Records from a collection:
_____

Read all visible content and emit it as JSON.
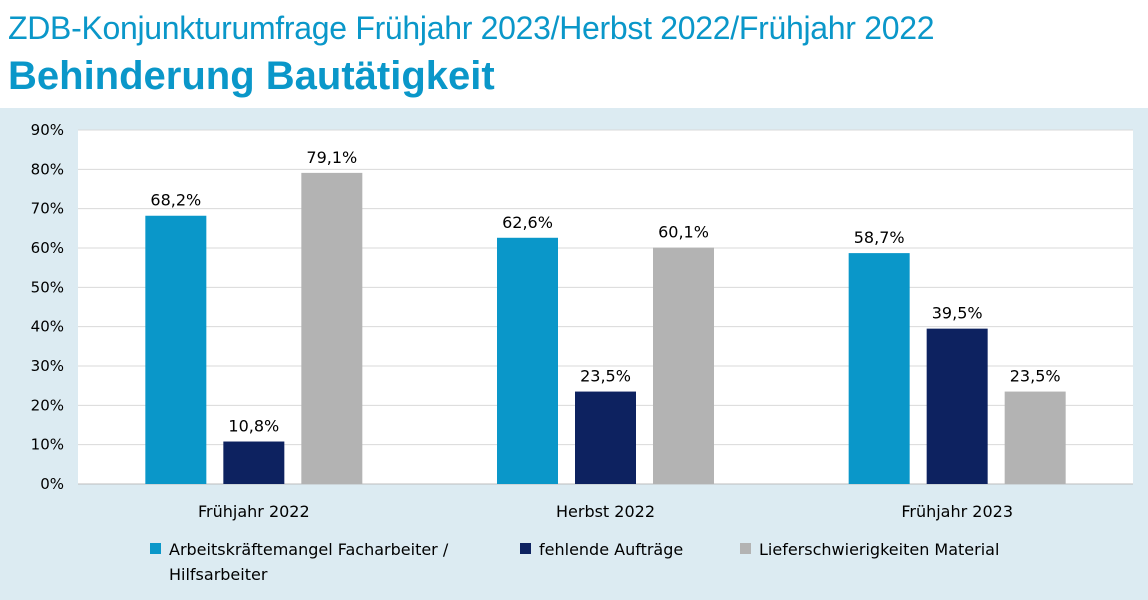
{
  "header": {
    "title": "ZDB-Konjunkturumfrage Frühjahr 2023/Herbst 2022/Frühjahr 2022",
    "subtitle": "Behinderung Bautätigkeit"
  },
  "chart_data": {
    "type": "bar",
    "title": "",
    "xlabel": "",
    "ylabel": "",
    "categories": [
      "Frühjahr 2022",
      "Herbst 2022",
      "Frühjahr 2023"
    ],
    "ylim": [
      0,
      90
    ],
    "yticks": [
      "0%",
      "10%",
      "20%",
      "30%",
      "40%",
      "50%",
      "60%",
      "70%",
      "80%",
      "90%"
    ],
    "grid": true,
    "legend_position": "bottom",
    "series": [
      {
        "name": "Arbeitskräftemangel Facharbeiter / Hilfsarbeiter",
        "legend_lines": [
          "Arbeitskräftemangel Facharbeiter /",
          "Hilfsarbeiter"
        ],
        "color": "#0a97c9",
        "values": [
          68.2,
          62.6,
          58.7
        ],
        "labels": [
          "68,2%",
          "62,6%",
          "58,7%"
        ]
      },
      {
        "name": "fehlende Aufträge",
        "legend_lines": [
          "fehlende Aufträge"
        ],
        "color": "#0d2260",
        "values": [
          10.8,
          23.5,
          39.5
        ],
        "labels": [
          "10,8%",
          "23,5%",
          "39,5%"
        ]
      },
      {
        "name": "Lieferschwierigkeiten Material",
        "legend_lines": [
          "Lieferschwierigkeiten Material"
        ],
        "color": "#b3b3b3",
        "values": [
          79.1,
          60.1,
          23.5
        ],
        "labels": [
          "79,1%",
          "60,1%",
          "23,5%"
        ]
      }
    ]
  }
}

_____

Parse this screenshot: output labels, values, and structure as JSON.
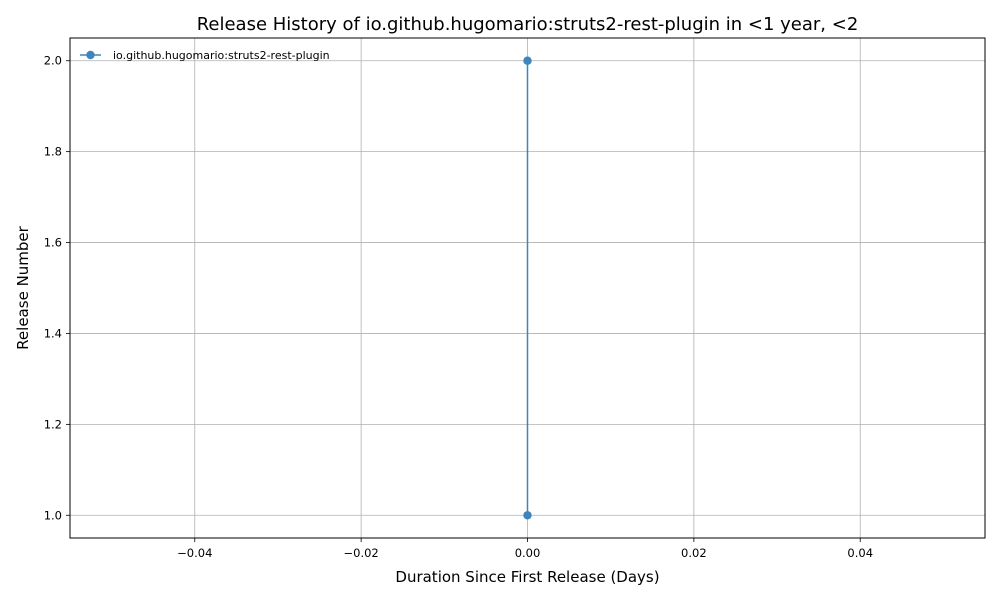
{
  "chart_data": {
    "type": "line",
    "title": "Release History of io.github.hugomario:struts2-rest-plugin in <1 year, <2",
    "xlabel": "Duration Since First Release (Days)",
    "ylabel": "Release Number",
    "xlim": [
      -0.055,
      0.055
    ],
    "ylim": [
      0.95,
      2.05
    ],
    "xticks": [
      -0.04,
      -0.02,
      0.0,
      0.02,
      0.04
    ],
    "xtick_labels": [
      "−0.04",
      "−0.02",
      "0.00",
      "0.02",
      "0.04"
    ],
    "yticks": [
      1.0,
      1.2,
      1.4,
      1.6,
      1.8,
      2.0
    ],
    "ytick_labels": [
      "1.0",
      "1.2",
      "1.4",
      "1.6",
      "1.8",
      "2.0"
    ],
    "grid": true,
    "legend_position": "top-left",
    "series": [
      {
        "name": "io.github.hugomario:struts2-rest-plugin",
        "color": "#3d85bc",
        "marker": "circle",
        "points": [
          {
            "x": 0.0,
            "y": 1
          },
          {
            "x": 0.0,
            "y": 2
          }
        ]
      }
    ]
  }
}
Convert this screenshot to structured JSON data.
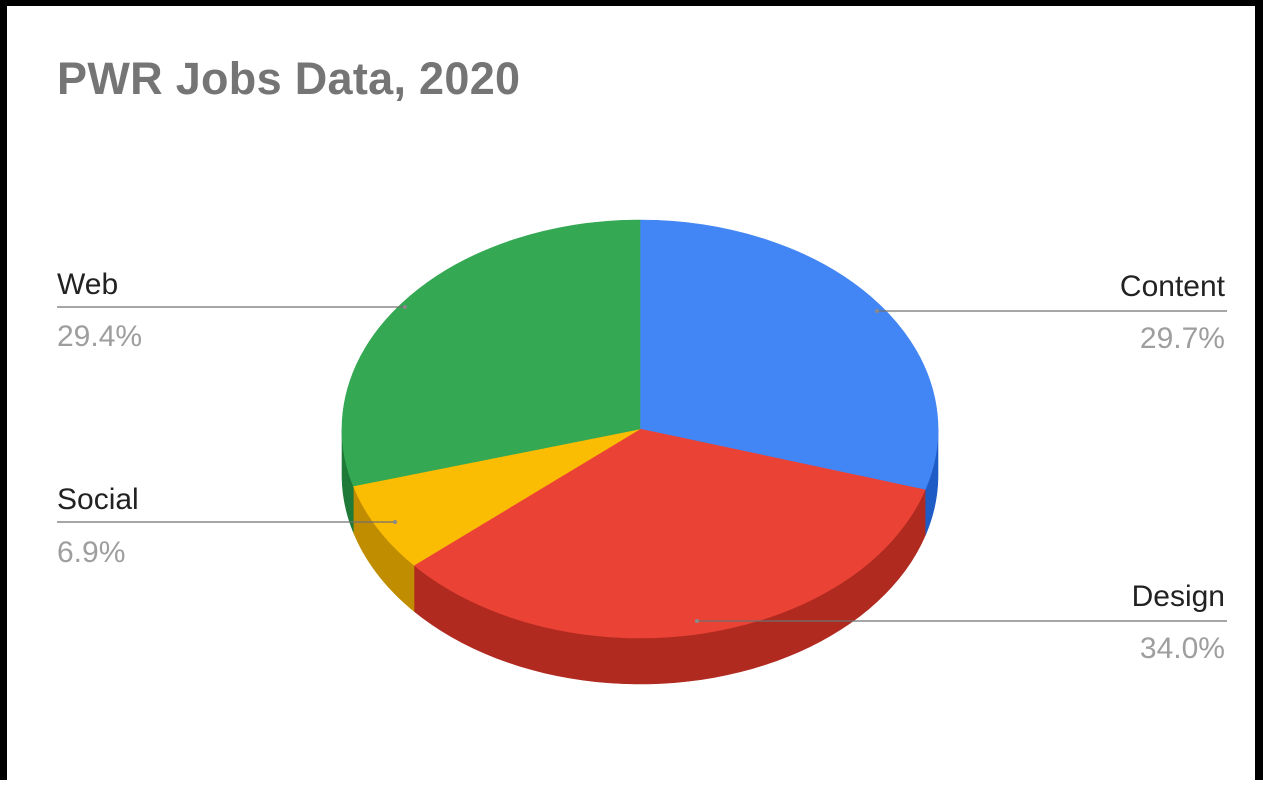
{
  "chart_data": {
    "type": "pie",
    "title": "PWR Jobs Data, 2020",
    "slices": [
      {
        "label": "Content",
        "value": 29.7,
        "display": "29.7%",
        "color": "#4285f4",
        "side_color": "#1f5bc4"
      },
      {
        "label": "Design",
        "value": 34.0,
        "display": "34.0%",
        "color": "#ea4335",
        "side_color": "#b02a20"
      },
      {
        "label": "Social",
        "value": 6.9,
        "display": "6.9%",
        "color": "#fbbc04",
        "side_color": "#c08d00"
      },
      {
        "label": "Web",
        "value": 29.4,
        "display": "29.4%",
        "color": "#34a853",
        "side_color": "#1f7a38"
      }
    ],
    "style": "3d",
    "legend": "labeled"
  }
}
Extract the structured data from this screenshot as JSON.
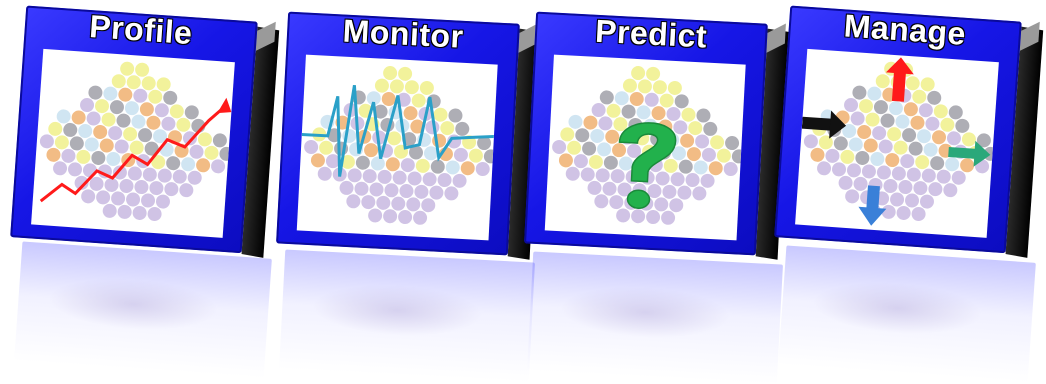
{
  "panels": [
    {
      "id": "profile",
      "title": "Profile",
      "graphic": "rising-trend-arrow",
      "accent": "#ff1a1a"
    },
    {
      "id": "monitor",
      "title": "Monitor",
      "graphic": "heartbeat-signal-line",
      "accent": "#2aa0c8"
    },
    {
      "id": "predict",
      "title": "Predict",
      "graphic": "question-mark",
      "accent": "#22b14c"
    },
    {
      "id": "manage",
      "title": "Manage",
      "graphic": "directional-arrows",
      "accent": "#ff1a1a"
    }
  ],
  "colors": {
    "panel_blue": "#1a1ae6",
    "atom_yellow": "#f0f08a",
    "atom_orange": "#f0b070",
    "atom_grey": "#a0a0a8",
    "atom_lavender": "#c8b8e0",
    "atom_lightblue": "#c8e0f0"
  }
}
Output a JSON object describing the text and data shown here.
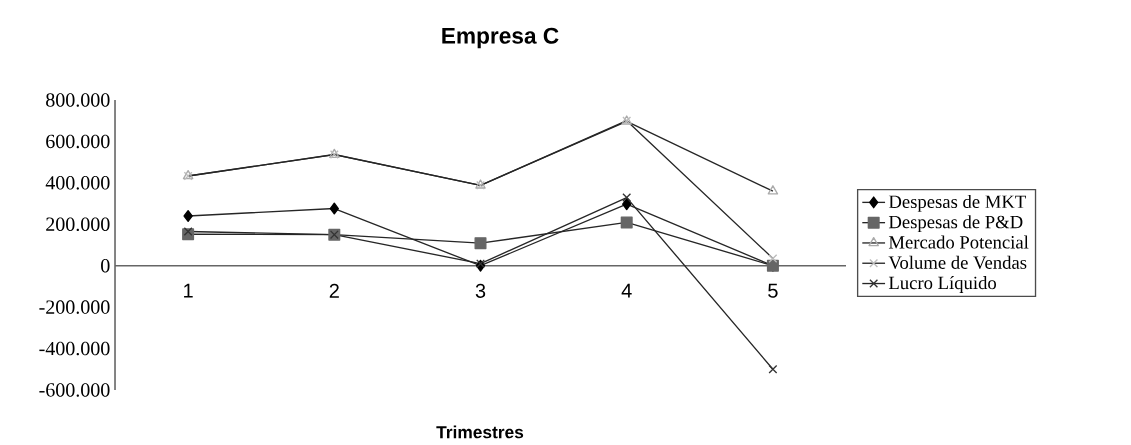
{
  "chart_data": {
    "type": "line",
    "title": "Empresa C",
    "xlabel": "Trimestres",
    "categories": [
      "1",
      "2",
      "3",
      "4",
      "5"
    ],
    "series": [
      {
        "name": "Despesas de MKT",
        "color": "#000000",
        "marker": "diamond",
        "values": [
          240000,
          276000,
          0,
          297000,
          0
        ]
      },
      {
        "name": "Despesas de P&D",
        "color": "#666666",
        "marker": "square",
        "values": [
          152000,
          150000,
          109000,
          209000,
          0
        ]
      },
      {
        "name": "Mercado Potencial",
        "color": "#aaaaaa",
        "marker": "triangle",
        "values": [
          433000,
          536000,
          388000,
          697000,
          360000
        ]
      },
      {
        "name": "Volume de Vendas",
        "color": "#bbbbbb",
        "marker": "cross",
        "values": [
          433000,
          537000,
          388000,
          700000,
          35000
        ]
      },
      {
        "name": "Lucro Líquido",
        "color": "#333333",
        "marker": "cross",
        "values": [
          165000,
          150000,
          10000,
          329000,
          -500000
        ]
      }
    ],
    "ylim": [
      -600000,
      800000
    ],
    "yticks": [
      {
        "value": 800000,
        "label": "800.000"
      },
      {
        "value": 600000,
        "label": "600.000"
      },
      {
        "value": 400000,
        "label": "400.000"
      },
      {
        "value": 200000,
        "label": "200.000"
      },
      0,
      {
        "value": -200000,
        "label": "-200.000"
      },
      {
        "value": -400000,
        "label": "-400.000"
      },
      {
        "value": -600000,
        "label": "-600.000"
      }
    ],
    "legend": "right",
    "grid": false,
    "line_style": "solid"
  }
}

_____

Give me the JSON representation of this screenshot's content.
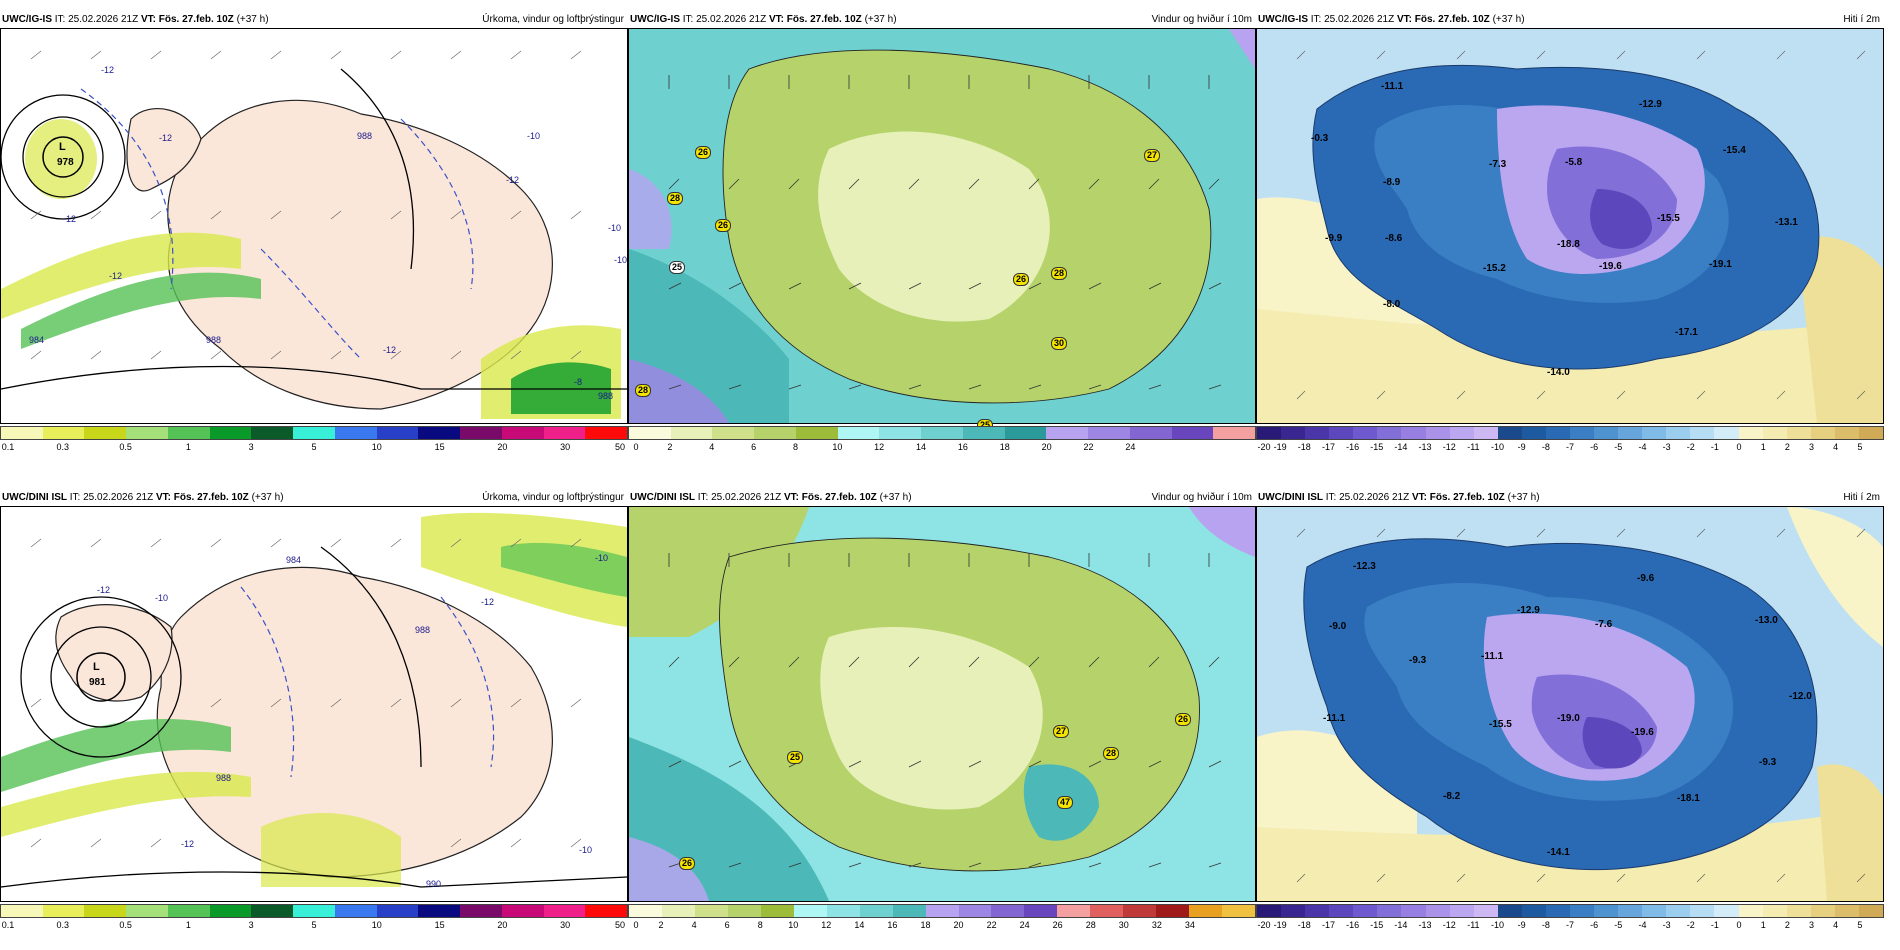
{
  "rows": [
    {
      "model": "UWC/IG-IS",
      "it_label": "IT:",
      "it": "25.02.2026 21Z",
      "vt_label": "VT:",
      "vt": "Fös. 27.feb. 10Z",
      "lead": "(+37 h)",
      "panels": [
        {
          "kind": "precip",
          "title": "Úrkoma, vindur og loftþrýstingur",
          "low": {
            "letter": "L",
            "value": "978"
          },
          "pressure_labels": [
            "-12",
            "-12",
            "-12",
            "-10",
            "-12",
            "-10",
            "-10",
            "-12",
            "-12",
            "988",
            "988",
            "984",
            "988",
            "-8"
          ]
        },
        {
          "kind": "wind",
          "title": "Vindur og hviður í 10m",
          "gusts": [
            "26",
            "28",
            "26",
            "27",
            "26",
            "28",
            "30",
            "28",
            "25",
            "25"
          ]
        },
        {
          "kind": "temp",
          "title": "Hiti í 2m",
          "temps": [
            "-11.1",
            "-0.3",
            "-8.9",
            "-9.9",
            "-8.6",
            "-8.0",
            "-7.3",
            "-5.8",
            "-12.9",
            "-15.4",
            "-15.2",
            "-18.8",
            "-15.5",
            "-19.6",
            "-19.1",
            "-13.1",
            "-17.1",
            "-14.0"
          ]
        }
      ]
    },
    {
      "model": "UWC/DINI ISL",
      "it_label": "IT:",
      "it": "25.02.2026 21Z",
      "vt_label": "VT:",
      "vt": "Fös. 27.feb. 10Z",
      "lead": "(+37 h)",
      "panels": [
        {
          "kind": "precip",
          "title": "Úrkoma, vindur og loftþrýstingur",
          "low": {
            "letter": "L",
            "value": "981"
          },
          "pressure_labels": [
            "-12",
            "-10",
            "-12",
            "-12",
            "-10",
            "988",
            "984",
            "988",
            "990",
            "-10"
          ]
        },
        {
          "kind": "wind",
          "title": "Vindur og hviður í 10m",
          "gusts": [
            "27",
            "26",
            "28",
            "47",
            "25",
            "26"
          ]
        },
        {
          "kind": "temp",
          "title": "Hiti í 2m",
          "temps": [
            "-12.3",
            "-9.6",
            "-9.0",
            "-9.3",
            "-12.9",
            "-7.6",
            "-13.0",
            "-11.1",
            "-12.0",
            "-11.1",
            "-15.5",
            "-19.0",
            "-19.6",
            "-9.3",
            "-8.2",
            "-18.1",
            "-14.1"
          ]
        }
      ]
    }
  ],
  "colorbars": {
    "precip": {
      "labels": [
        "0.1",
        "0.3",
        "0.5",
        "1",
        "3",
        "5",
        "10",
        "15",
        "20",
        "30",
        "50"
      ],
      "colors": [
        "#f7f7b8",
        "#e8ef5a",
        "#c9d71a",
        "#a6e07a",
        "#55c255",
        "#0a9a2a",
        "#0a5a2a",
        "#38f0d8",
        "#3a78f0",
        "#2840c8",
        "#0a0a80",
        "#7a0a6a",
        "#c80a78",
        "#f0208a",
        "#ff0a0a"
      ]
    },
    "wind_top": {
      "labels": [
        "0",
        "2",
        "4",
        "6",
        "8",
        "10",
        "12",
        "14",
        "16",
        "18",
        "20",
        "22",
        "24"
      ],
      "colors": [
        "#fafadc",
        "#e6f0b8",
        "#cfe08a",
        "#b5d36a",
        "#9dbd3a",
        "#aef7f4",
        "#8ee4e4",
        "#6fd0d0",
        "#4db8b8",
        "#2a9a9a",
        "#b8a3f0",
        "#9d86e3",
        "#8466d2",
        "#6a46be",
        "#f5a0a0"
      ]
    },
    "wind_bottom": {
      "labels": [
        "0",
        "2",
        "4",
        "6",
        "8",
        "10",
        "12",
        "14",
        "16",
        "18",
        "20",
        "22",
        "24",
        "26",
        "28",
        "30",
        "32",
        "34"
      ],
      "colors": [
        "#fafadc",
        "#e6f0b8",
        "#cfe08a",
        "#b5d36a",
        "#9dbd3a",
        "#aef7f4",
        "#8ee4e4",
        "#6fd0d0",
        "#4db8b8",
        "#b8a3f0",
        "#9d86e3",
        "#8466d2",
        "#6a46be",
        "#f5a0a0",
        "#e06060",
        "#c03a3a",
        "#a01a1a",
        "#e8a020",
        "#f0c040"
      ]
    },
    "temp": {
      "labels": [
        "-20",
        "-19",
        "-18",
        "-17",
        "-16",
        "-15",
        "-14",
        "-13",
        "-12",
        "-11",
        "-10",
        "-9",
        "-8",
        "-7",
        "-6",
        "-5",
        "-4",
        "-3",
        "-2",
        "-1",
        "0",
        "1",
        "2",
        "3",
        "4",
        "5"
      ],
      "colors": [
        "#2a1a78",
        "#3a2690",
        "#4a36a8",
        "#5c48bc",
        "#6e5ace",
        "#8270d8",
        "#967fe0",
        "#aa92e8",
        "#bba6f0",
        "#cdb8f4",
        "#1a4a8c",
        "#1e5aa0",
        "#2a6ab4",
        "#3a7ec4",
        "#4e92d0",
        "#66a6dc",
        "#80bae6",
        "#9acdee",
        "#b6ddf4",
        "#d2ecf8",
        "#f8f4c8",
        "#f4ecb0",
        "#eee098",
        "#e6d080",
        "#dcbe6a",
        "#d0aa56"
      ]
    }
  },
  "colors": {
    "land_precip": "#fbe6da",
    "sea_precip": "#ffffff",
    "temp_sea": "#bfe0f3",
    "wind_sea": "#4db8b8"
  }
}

_____

- WRITTEN EXERCISE: Collect the lines that hold "fehlende".

- IN RESPONSE:
        "name": "fehlende Aufträge",
          "fehlende Aufträge"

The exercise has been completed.